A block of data

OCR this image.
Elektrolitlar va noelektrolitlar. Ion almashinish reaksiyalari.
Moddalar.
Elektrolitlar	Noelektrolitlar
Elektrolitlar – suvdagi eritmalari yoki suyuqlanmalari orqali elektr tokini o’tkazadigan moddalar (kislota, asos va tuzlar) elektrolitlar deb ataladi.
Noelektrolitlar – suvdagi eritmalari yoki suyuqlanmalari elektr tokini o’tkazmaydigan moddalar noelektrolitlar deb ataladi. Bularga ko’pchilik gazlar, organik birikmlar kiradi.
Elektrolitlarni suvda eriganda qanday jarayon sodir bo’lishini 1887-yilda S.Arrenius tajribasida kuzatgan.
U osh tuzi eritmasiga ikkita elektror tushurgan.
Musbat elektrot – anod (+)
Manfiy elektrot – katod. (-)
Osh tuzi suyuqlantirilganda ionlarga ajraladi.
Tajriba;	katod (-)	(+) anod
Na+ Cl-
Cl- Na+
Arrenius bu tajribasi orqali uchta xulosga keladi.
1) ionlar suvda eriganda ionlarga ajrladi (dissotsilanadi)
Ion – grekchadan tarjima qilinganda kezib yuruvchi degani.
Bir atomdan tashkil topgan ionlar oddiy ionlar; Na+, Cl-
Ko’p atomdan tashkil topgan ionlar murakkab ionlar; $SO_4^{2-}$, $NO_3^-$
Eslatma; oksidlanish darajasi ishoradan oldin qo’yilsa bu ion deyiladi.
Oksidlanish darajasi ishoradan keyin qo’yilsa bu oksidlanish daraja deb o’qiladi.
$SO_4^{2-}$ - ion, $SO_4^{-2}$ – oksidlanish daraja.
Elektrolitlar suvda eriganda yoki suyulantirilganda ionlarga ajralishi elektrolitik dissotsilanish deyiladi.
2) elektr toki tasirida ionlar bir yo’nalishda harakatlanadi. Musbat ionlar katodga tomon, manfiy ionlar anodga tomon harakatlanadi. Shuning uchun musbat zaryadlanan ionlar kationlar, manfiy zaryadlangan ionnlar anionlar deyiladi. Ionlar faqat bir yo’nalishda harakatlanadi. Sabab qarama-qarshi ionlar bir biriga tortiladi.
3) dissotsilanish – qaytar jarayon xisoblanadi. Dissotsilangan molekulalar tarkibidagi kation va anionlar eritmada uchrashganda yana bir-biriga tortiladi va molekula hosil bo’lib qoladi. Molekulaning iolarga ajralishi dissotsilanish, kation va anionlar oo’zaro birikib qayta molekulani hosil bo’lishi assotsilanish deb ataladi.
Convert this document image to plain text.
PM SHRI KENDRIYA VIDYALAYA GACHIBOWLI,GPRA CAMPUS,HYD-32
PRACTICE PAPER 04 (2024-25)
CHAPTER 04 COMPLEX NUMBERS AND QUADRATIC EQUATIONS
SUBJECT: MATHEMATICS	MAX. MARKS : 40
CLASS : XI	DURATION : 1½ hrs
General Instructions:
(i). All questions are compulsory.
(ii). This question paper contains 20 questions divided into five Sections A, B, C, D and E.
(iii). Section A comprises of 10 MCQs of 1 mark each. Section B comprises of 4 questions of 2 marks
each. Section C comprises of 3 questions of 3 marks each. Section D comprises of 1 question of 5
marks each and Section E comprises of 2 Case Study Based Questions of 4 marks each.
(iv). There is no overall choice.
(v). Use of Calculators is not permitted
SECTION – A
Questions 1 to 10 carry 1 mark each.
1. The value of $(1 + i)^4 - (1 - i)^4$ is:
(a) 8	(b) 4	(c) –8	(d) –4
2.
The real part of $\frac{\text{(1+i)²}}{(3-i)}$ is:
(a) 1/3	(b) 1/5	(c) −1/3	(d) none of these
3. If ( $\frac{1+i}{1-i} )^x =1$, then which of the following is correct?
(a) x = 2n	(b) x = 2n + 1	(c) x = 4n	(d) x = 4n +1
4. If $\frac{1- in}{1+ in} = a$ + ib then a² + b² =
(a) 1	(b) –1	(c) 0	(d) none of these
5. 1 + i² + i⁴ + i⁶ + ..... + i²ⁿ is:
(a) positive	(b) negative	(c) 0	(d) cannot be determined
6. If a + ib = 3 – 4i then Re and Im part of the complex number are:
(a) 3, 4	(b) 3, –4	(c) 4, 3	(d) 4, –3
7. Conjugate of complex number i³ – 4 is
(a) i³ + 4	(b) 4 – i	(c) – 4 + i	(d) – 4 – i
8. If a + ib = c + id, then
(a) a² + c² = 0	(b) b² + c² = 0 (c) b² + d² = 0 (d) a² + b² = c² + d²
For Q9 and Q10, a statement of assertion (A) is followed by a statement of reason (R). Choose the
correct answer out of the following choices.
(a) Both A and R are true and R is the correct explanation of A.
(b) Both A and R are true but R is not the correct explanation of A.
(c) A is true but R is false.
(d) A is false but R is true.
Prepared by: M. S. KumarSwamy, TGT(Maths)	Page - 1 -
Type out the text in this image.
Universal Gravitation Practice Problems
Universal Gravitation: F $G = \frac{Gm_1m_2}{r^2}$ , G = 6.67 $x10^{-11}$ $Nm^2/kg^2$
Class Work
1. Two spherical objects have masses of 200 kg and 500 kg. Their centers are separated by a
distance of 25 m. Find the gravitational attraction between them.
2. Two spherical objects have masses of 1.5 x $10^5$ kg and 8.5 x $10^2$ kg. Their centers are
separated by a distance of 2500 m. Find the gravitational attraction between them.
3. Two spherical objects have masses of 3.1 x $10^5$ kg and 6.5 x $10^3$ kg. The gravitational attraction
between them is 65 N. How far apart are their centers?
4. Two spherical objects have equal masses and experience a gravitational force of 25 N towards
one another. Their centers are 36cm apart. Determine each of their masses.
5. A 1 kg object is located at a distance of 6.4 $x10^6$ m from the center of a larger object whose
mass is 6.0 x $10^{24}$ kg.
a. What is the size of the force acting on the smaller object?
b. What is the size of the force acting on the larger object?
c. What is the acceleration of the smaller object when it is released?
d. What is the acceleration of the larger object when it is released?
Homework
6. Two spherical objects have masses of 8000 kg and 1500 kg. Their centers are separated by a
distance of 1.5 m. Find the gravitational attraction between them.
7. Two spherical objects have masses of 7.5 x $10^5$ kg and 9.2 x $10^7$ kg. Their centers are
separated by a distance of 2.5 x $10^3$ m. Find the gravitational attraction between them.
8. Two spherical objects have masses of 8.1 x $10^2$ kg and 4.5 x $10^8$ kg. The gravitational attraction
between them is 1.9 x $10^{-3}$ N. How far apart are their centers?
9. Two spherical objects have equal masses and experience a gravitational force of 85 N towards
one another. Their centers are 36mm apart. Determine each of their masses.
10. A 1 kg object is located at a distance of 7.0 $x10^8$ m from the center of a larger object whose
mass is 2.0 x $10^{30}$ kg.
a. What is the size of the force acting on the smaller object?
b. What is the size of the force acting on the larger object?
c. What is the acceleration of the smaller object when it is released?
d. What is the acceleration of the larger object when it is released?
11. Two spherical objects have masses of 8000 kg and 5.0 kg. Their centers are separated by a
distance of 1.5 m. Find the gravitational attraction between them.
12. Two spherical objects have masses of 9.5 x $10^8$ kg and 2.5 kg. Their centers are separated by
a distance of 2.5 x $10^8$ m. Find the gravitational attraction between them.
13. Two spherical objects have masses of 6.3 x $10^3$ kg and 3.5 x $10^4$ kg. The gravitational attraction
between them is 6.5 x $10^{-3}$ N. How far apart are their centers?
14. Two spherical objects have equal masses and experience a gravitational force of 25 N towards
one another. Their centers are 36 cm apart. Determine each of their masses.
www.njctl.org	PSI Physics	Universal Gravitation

**Your goal**:
Among the entries, how many lines include the word "tortiladi"? Answer with a single number and nothing further.

**Final result**:
2